— BEGIN —

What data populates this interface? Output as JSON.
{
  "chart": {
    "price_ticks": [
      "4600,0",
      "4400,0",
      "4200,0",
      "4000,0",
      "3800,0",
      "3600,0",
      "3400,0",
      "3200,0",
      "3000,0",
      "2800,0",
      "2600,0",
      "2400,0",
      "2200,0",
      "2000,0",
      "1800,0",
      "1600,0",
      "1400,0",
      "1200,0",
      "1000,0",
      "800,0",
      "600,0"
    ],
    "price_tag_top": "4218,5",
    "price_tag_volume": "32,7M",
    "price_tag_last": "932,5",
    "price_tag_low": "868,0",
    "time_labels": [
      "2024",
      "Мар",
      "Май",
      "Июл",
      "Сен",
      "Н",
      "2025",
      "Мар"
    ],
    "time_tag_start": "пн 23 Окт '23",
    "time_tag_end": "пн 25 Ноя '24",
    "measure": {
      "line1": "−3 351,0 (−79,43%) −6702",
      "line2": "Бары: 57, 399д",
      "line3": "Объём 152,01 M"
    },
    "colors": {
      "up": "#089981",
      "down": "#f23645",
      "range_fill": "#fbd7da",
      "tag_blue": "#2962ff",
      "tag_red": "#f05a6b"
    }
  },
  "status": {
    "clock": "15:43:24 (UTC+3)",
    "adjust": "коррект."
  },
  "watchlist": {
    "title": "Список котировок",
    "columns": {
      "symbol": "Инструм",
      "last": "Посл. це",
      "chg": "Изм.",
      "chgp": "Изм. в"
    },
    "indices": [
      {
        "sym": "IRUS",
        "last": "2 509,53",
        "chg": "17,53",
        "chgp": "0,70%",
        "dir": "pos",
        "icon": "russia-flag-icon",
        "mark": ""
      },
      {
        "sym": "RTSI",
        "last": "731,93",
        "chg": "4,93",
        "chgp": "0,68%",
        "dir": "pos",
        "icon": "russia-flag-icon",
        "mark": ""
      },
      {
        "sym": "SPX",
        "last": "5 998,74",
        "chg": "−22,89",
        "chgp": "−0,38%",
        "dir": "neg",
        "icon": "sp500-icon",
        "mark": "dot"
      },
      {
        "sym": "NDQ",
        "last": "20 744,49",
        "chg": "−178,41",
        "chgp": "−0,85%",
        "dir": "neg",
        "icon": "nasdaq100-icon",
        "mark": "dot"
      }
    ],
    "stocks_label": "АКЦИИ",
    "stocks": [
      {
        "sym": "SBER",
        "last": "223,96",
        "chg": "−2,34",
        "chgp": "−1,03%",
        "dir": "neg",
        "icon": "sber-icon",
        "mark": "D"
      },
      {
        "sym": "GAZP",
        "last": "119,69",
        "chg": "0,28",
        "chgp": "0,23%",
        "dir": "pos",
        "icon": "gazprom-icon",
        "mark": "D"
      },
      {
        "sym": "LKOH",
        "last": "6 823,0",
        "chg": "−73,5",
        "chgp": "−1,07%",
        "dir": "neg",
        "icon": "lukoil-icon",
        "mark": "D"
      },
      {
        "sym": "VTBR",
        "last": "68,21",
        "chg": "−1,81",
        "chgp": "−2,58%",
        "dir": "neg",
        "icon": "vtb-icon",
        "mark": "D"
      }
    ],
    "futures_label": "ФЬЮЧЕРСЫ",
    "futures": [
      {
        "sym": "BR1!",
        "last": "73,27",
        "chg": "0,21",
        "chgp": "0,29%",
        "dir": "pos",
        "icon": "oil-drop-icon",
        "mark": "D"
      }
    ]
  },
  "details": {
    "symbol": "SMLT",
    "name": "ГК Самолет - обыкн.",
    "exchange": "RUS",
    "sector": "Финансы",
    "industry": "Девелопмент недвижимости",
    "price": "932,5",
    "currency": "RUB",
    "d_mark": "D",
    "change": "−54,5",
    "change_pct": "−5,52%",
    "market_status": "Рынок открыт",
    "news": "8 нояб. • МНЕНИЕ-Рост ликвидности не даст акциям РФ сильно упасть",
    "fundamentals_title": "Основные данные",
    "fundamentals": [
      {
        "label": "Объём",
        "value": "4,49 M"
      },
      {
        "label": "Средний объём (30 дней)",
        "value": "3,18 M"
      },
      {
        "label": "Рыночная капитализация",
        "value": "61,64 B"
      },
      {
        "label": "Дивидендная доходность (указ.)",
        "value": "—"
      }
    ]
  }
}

— END —

» **Goal**
Output all of the material, please, exactly as it stands.

» **Answer to this problem**
What data populates this interface? Output as JSON.
{
  "chart": {
    "price_ticks": [
      "4600,0",
      "4400,0",
      "4200,0",
      "4000,0",
      "3800,0",
      "3600,0",
      "3400,0",
      "3200,0",
      "3000,0",
      "2800,0",
      "2600,0",
      "2400,0",
      "2200,0",
      "2000,0",
      "1800,0",
      "1600,0",
      "1400,0",
      "1200,0",
      "1000,0",
      "800,0",
      "600,0"
    ],
    "price_tag_top": "4218,5",
    "price_tag_volume": "32,7M",
    "price_tag_last": "932,5",
    "price_tag_low": "868,0",
    "time_labels": [
      "2024",
      "Мар",
      "Май",
      "Июл",
      "Сен",
      "Н",
      "2025",
      "Мар"
    ],
    "time_tag_start": "пн 23 Окт '23",
    "time_tag_end": "пн 25 Ноя '24",
    "measure": {
      "line1": "−3 351,0 (−79,43%) −6702",
      "line2": "Бары: 57, 399д",
      "line3": "Объём 152,01 M"
    },
    "colors": {
      "up": "#089981",
      "down": "#f23645",
      "range_fill": "#fbd7da",
      "tag_blue": "#2962ff",
      "tag_red": "#f05a6b"
    }
  },
  "status": {
    "clock": "15:43:24 (UTC+3)",
    "adjust": "коррект."
  },
  "watchlist": {
    "title": "Список котировок",
    "columns": {
      "symbol": "Инструм",
      "last": "Посл. це",
      "chg": "Изм.",
      "chgp": "Изм. в"
    },
    "indices": [
      {
        "sym": "IRUS",
        "last": "2 509,53",
        "chg": "17,53",
        "chgp": "0,70%",
        "dir": "pos",
        "icon": "russia-flag-icon",
        "mark": ""
      },
      {
        "sym": "RTSI",
        "last": "731,93",
        "chg": "4,93",
        "chgp": "0,68%",
        "dir": "pos",
        "icon": "russia-flag-icon",
        "mark": ""
      },
      {
        "sym": "SPX",
        "last": "5 998,74",
        "chg": "−22,89",
        "chgp": "−0,38%",
        "dir": "neg",
        "icon": "sp500-icon",
        "mark": "dot"
      },
      {
        "sym": "NDQ",
        "last": "20 744,49",
        "chg": "−178,41",
        "chgp": "−0,85%",
        "dir": "neg",
        "icon": "nasdaq100-icon",
        "mark": "dot"
      }
    ],
    "stocks_label": "АКЦИИ",
    "stocks": [
      {
        "sym": "SBER",
        "last": "223,96",
        "chg": "−2,34",
        "chgp": "−1,03%",
        "dir": "neg",
        "icon": "sber-icon",
        "mark": "D"
      },
      {
        "sym": "GAZP",
        "last": "119,69",
        "chg": "0,28",
        "chgp": "0,23%",
        "dir": "pos",
        "icon": "gazprom-icon",
        "mark": "D"
      },
      {
        "sym": "LKOH",
        "last": "6 823,0",
        "chg": "−73,5",
        "chgp": "−1,07%",
        "dir": "neg",
        "icon": "lukoil-icon",
        "mark": "D"
      },
      {
        "sym": "VTBR",
        "last": "68,21",
        "chg": "−1,81",
        "chgp": "−2,58%",
        "dir": "neg",
        "icon": "vtb-icon",
        "mark": "D"
      }
    ],
    "futures_label": "ФЬЮЧЕРСЫ",
    "futures": [
      {
        "sym": "BR1!",
        "last": "73,27",
        "chg": "0,21",
        "chgp": "0,29%",
        "dir": "pos",
        "icon": "oil-drop-icon",
        "mark": "D"
      }
    ]
  },
  "details": {
    "symbol": "SMLT",
    "name": "ГК Самолет - обыкн.",
    "exchange": "RUS",
    "sector": "Финансы",
    "industry": "Девелопмент недвижимости",
    "price": "932,5",
    "currency": "RUB",
    "d_mark": "D",
    "change": "−54,5",
    "change_pct": "−5,52%",
    "market_status": "Рынок открыт",
    "news": "8 нояб. • МНЕНИЕ-Рост ликвидности не даст акциям РФ сильно упасть",
    "fundamentals_title": "Основные данные",
    "fundamentals": [
      {
        "label": "Объём",
        "value": "4,49 M"
      },
      {
        "label": "Средний объём (30 дней)",
        "value": "3,18 M"
      },
      {
        "label": "Рыночная капитализация",
        "value": "61,64 B"
      },
      {
        "label": "Дивидендная доходность (указ.)",
        "value": "—"
      }
    ]
  }
}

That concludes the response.